# [Short exercise]
How many lines in the listing below include the word "What"? Answer with the number and nothing else.

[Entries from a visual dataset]
....

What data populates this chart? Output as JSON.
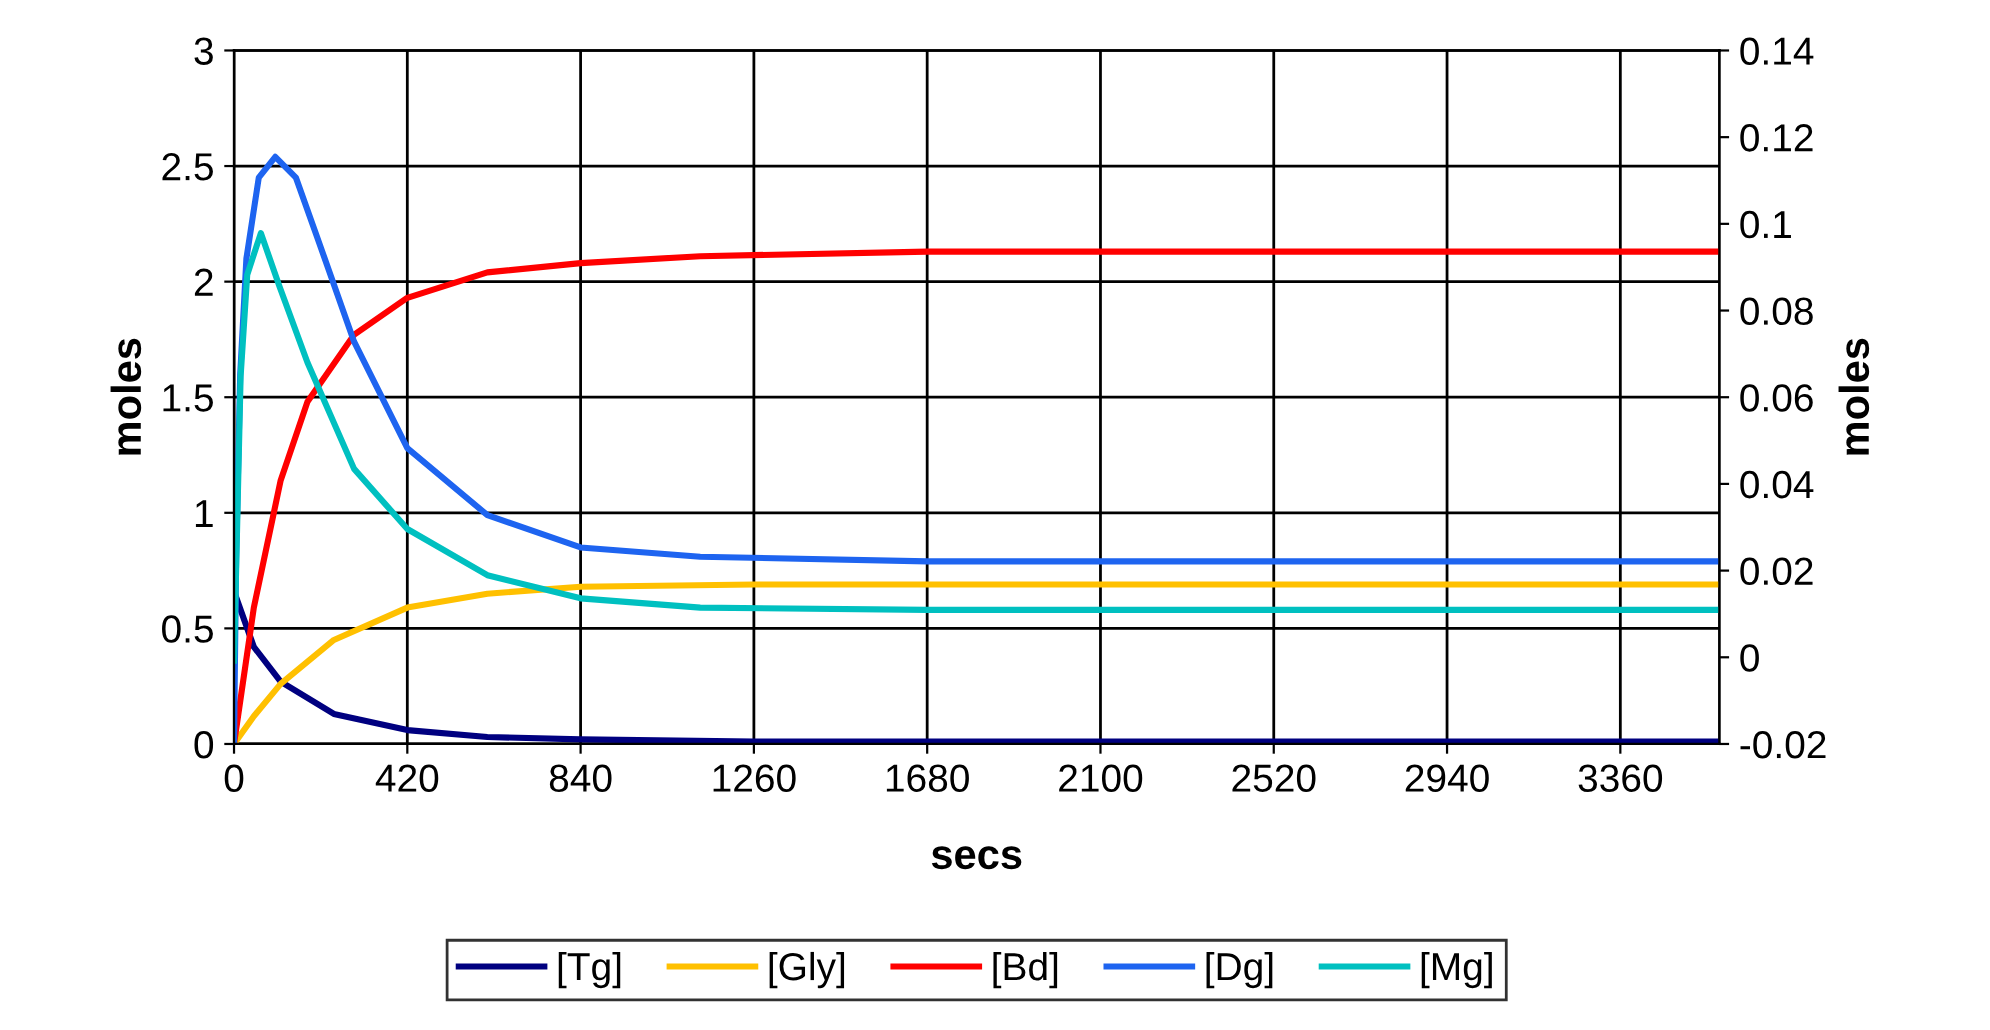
{
  "chart_data": {
    "type": "line",
    "xlabel": "secs",
    "ylabel": "moles",
    "y2label": "moles",
    "xlim": [
      0,
      3600
    ],
    "xticks": [
      0,
      420,
      840,
      1260,
      1680,
      2100,
      2520,
      2940,
      3360
    ],
    "ylim": [
      0,
      3
    ],
    "yticks": [
      0,
      0.5,
      1,
      1.5,
      2,
      2.5,
      3
    ],
    "y2lim": [
      -0.02,
      0.14
    ],
    "y2ticks": [
      {
        "value": -0.02,
        "label": "-0.02"
      },
      0,
      0.02,
      0.04,
      0.06,
      0.08,
      0.1,
      0.12,
      0.14
    ],
    "grid": true,
    "legend": "bottom",
    "marker": "none",
    "line_style": "solid",
    "series": [
      {
        "name": "[Tg]",
        "color": "#000080",
        "x": [
          0,
          48,
          113,
          242,
          420,
          614,
          840,
          1260,
          2100,
          3600
        ],
        "values": [
          0.66,
          0.42,
          0.27,
          0.13,
          0.06,
          0.03,
          0.02,
          0.01,
          0.01,
          0.01
        ]
      },
      {
        "name": "[Gly]",
        "color": "#ffc000",
        "x": [
          0,
          48,
          113,
          242,
          420,
          614,
          840,
          1260,
          2100,
          3600
        ],
        "values": [
          0,
          0.12,
          0.26,
          0.45,
          0.59,
          0.65,
          0.68,
          0.69,
          0.69,
          0.69
        ]
      },
      {
        "name": "[Bd]",
        "color": "#ff0000",
        "x": [
          0,
          48,
          113,
          178,
          291,
          420,
          614,
          840,
          1130,
          1680,
          3600
        ],
        "values": [
          0,
          0.59,
          1.14,
          1.48,
          1.77,
          1.93,
          2.04,
          2.08,
          2.11,
          2.13,
          2.13
        ]
      },
      {
        "name": "[Dg]",
        "color": "#1e64f0",
        "x": [
          0,
          5,
          15,
          30,
          60,
          100,
          150,
          200,
          291,
          420,
          614,
          840,
          1130,
          1680,
          3600
        ],
        "values": [
          0,
          0.8,
          1.6,
          2.1,
          2.45,
          2.54,
          2.45,
          2.2,
          1.74,
          1.28,
          0.99,
          0.85,
          0.81,
          0.79,
          0.79
        ]
      },
      {
        "name": "[Mg]",
        "color": "#00c0c0",
        "x": [
          0,
          16,
          32,
          65,
          110,
          178,
          291,
          420,
          614,
          840,
          1130,
          1680,
          3600
        ],
        "values": [
          0.36,
          1.59,
          2.03,
          2.21,
          1.98,
          1.65,
          1.19,
          0.93,
          0.73,
          0.63,
          0.59,
          0.58,
          0.58
        ]
      }
    ]
  }
}
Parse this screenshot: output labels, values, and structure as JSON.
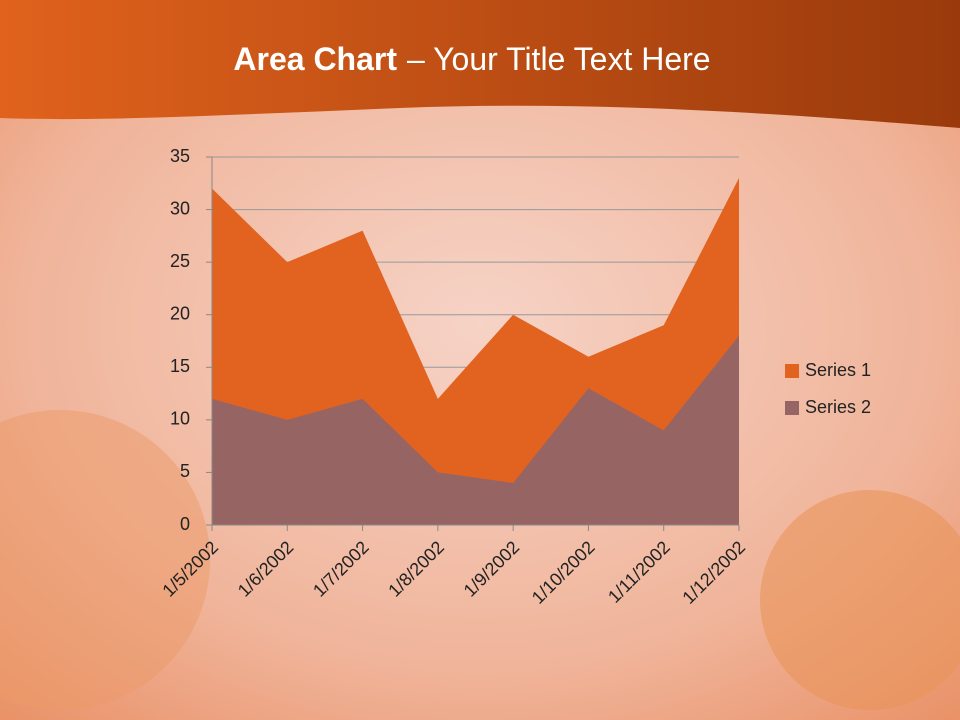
{
  "chart_data": {
    "type": "area",
    "title_parts": [
      "Area Chart",
      "– Your Title Text Here"
    ],
    "categories": [
      "1/5/2002",
      "1/6/2002",
      "1/7/2002",
      "1/8/2002",
      "1/9/2002",
      "1/10/2002",
      "1/11/2002",
      "1/12/2002"
    ],
    "series": [
      {
        "name": "Series 1",
        "color": "#e2621f",
        "values": [
          32,
          25,
          28,
          12,
          20,
          16,
          19,
          33
        ]
      },
      {
        "name": "Series 2",
        "color": "#976464",
        "values": [
          12,
          10,
          12,
          5,
          4,
          13,
          9,
          18
        ]
      }
    ],
    "ylim": [
      0,
      35
    ],
    "yticks": [
      0,
      5,
      10,
      15,
      20,
      25,
      30,
      35
    ],
    "grid": true,
    "legend": "right"
  }
}
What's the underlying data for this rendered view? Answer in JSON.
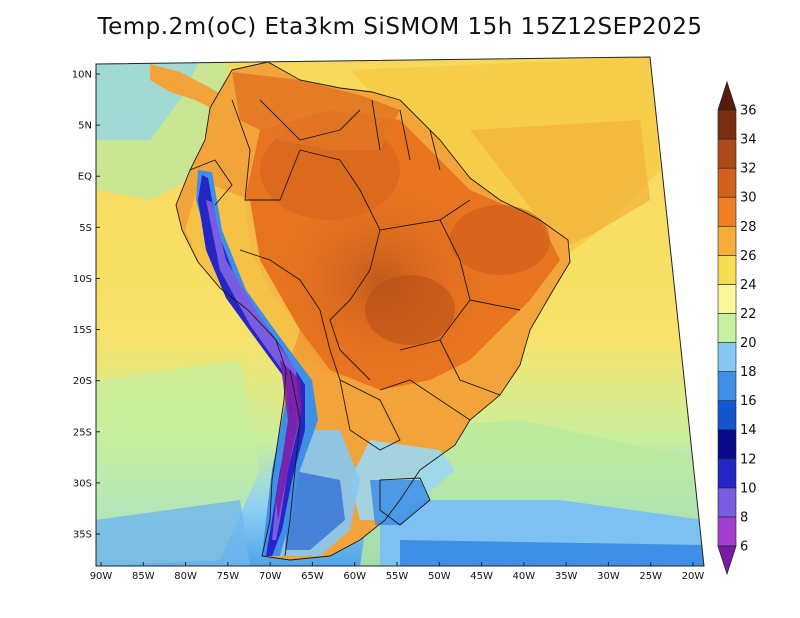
{
  "title": "Temp.2m(oC) Eta3km SiSMOM 15h 15Z12SEP2025",
  "map": {
    "lon_range": [
      -90,
      -20
    ],
    "lat_range": [
      -38,
      12
    ],
    "lon_ticks": [
      {
        "value": -90,
        "label": "90W"
      },
      {
        "value": -85,
        "label": "85W"
      },
      {
        "value": -80,
        "label": "80W"
      },
      {
        "value": -75,
        "label": "75W"
      },
      {
        "value": -70,
        "label": "70W"
      },
      {
        "value": -65,
        "label": "65W"
      },
      {
        "value": -60,
        "label": "60W"
      },
      {
        "value": -55,
        "label": "55W"
      },
      {
        "value": -50,
        "label": "50W"
      },
      {
        "value": -45,
        "label": "45W"
      },
      {
        "value": -40,
        "label": "40W"
      },
      {
        "value": -35,
        "label": "35W"
      },
      {
        "value": -30,
        "label": "30W"
      },
      {
        "value": -25,
        "label": "25W"
      },
      {
        "value": -20,
        "label": "20W"
      }
    ],
    "lat_ticks": [
      {
        "value": 10,
        "label": "10N"
      },
      {
        "value": 5,
        "label": "5N"
      },
      {
        "value": 0,
        "label": "EQ"
      },
      {
        "value": -5,
        "label": "5S"
      },
      {
        "value": -10,
        "label": "10S"
      },
      {
        "value": -15,
        "label": "15S"
      },
      {
        "value": -20,
        "label": "20S"
      },
      {
        "value": -25,
        "label": "25S"
      },
      {
        "value": -30,
        "label": "30S"
      },
      {
        "value": -35,
        "label": "35S"
      }
    ]
  },
  "colorbar": {
    "levels": [
      "6",
      "8",
      "10",
      "12",
      "14",
      "16",
      "18",
      "20",
      "22",
      "24",
      "26",
      "28",
      "30",
      "32",
      "34",
      "36"
    ],
    "colors": [
      "#7a1aa6",
      "#a23fcf",
      "#7a5ce0",
      "#2626c4",
      "#0a0a8c",
      "#1456d0",
      "#3f8fe6",
      "#86c8f4",
      "#c7f0a0",
      "#f8f59a",
      "#f7dc54",
      "#f6ad3c",
      "#ee7e22",
      "#d2601e",
      "#ad4a1a",
      "#7a2e12",
      "#5a1c0a"
    ]
  }
}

....

# [Answer for this exercise]
2